*Dataset entries*:
⁂
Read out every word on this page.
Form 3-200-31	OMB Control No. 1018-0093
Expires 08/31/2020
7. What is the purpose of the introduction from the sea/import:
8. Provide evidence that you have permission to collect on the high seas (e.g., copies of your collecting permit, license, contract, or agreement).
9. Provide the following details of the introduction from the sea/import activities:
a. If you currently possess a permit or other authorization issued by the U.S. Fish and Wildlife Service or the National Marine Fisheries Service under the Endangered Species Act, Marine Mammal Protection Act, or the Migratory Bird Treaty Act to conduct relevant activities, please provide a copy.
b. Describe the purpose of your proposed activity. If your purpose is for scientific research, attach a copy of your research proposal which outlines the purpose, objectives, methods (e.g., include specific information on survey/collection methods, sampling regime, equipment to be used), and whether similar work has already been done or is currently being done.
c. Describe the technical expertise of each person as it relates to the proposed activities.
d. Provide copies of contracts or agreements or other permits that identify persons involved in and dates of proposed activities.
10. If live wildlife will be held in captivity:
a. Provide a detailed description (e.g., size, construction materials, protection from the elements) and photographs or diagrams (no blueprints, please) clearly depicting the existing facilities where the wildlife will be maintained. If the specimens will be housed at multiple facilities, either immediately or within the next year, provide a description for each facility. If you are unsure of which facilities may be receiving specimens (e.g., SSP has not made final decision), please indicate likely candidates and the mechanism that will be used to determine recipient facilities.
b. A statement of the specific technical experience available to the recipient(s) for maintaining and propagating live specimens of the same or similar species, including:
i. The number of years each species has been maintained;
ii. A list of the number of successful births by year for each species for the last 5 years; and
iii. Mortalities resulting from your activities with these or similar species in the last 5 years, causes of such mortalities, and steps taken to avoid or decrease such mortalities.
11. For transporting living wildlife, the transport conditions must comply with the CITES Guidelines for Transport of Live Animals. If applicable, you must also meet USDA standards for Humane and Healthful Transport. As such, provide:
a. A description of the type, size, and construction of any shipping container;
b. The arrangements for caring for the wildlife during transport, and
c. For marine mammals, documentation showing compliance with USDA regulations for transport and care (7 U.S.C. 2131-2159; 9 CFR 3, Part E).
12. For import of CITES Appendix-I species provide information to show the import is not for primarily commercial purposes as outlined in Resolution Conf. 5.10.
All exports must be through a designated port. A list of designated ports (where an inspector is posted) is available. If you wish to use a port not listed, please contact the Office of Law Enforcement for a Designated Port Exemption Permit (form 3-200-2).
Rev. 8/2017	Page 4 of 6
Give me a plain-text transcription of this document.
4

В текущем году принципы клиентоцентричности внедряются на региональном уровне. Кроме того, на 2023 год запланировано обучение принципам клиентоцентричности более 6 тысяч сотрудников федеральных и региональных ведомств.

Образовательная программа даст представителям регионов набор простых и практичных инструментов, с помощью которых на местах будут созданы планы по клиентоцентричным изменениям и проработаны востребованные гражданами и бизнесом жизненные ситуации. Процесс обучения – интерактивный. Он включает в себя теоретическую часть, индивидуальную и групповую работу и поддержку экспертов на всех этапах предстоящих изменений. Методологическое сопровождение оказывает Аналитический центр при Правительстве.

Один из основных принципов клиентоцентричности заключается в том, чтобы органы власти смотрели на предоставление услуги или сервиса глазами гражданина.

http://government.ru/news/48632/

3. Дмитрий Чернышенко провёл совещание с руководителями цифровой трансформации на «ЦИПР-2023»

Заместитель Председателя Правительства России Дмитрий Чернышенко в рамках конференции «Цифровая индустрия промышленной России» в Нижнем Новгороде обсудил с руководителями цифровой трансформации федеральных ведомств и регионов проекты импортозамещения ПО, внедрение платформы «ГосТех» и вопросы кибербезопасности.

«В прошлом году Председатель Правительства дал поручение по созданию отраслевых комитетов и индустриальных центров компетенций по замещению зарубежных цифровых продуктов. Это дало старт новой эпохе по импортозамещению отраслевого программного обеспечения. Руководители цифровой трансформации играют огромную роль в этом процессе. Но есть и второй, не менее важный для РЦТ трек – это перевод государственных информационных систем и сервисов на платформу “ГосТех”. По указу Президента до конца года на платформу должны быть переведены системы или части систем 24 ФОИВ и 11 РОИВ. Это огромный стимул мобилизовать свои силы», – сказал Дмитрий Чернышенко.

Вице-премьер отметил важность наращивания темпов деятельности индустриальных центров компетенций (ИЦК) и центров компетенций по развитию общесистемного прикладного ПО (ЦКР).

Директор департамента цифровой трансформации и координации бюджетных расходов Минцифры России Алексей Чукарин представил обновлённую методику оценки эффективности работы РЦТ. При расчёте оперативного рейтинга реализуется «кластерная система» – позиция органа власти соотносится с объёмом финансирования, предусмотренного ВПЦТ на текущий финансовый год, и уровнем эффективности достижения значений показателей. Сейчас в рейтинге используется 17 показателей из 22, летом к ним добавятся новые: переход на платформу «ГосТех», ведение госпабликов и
⁂
*Exercise aim*:
The word "introduction" appears in how many lines of the data? Answer with only the number.

*Written reply*:
2